- _EXERCISE REQUIREMENTS_
Copy out all lines with the word "职业健康安全" in them.

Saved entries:
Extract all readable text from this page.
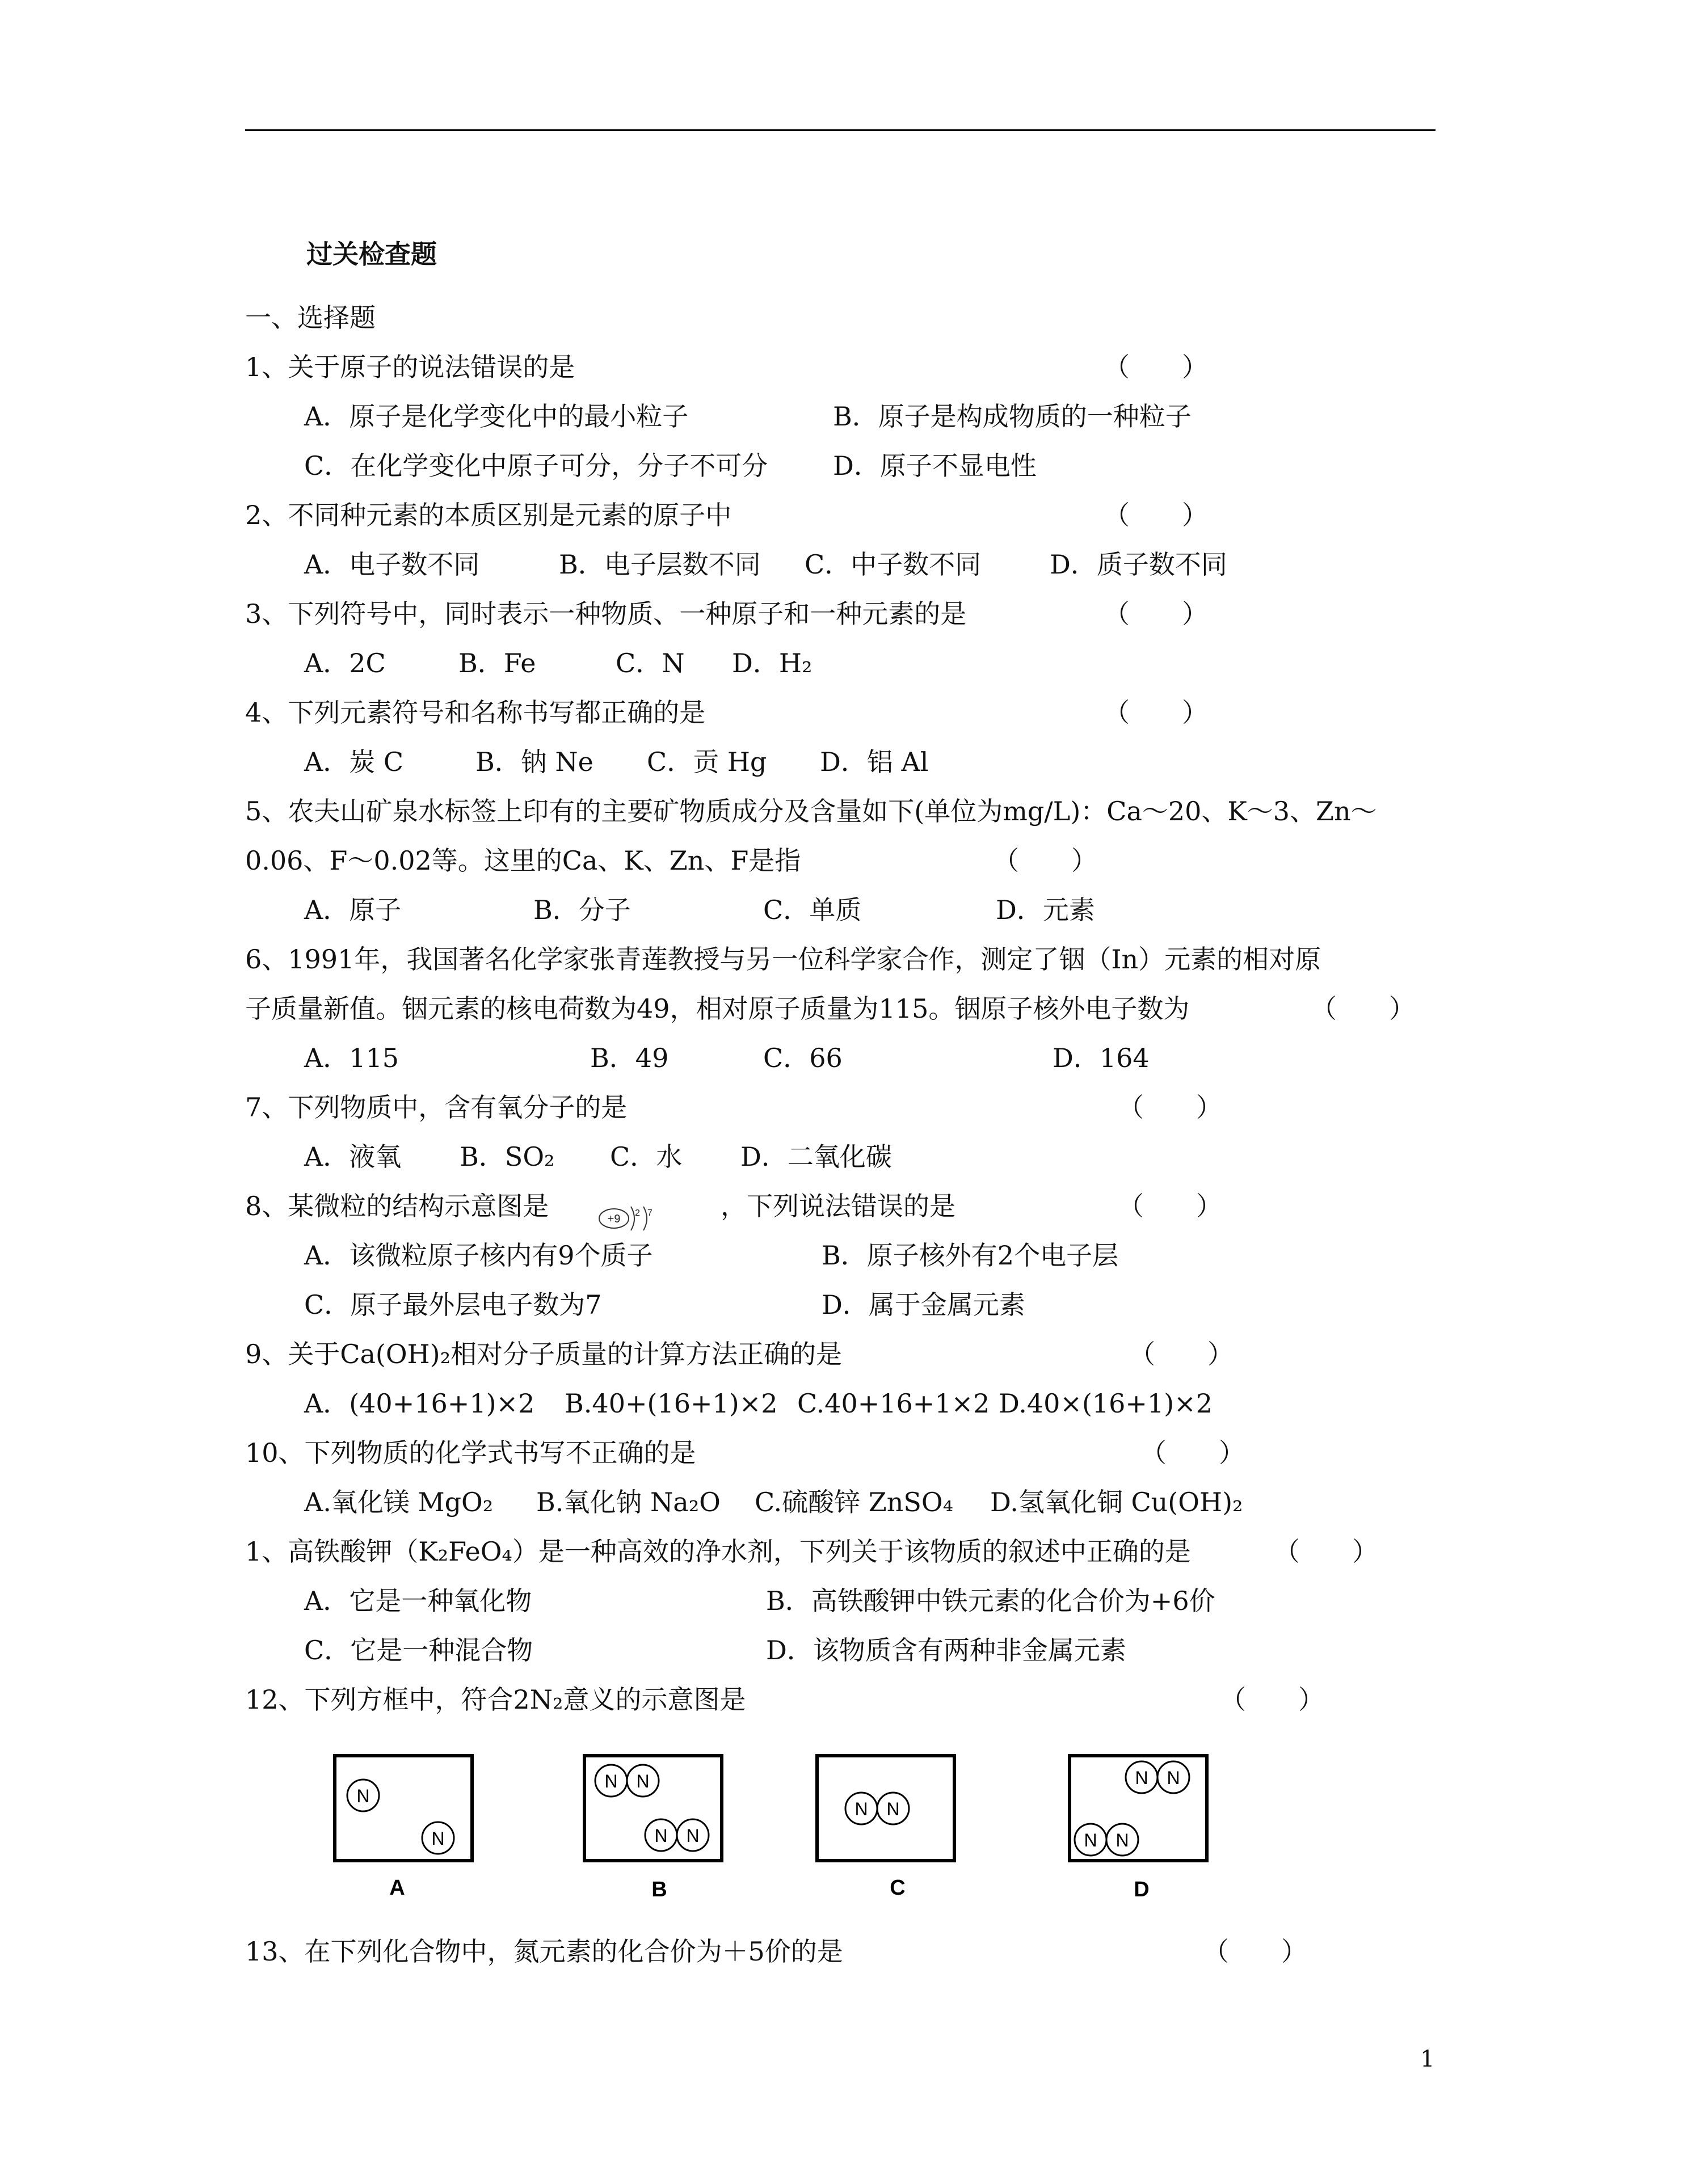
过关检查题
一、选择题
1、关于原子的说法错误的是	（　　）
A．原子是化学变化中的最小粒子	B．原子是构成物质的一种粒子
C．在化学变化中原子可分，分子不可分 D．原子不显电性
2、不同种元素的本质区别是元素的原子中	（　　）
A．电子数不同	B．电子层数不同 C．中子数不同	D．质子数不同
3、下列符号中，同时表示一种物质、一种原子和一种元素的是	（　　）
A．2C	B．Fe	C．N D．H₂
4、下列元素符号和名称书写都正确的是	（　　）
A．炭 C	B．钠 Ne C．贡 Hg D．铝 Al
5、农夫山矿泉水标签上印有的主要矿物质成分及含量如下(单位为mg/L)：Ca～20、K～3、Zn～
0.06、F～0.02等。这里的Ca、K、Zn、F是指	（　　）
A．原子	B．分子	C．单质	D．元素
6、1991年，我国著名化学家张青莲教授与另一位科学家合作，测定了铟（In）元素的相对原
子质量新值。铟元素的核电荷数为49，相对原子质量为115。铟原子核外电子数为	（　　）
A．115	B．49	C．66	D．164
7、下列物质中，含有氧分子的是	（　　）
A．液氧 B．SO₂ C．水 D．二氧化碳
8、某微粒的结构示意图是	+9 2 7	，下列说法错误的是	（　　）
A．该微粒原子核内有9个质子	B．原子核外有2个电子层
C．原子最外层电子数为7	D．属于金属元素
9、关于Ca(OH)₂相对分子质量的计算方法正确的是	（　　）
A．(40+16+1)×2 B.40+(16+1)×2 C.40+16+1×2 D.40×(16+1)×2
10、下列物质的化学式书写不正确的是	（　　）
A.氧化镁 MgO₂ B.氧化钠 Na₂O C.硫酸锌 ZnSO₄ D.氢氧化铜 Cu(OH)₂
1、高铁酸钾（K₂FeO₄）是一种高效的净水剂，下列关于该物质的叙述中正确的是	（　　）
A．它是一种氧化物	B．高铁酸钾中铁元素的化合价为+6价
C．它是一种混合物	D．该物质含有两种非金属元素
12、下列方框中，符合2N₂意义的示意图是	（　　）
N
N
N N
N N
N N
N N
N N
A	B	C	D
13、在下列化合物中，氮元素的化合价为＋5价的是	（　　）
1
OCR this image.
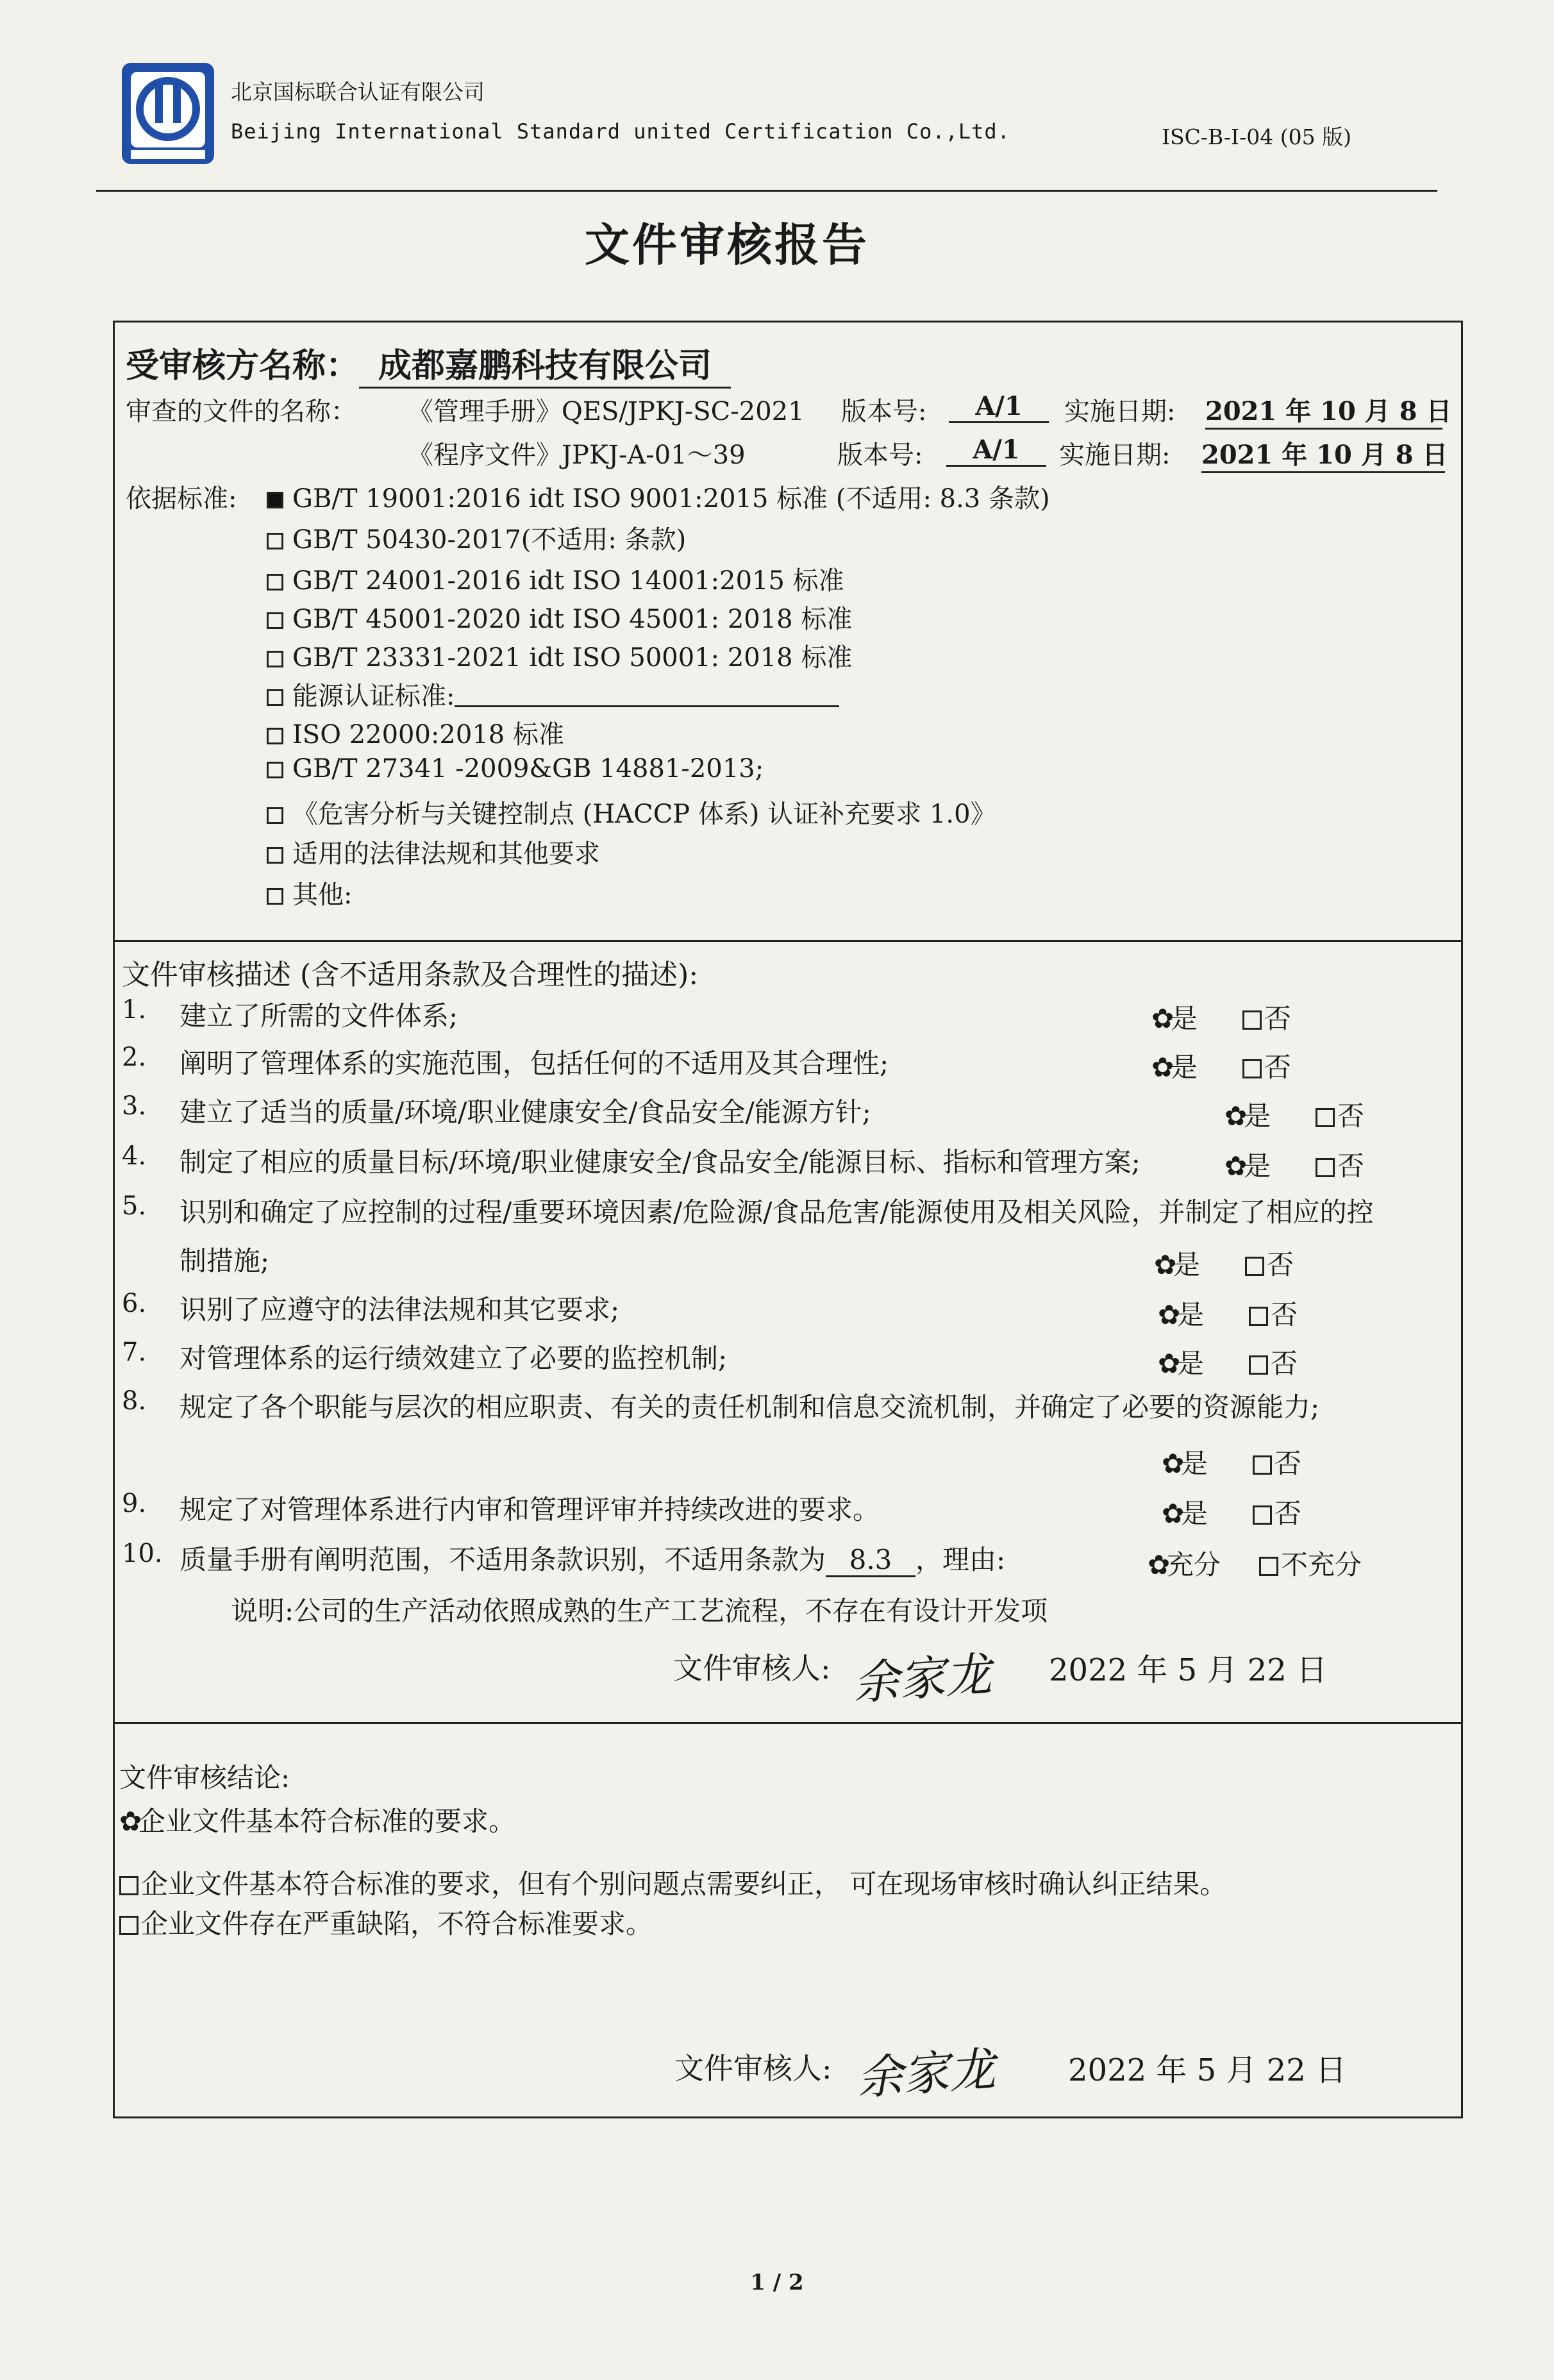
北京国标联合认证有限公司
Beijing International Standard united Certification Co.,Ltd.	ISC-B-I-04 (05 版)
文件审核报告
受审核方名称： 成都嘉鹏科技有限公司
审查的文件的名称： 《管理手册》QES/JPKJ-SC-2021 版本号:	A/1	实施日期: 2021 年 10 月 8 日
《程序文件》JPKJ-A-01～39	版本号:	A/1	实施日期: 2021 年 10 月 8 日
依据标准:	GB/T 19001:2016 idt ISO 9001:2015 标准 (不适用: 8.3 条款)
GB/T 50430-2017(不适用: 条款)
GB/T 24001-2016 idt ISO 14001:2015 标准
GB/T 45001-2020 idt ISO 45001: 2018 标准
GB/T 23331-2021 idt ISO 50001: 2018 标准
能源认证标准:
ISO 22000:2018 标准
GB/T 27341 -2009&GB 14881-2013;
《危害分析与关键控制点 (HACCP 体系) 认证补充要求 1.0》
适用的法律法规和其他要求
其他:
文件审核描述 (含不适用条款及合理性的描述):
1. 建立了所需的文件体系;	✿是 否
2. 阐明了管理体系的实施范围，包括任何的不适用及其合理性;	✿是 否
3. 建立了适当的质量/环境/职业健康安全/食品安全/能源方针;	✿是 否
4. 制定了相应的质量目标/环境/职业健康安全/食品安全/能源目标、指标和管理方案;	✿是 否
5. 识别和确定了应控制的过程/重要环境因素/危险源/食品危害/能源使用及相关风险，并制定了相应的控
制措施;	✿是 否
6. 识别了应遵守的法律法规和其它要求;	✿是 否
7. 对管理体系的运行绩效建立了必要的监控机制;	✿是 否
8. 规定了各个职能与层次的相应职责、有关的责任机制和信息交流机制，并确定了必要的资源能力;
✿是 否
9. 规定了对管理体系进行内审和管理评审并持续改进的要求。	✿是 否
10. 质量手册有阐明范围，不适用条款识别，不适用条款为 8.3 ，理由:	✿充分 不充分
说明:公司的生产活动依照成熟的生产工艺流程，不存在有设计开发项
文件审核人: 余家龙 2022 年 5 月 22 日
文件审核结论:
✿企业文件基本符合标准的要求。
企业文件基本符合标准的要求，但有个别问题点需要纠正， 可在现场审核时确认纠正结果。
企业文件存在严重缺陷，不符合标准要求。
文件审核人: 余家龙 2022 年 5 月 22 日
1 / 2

- _ANSWER TO THE PROBLEM_
3. 建立了适当的质量/环境/职业健康安全/食品安全/能源方针;	✿是 否
4. 制定了相应的质量目标/环境/职业健康安全/食品安全/能源目标、指标和管理方案;	✿是 否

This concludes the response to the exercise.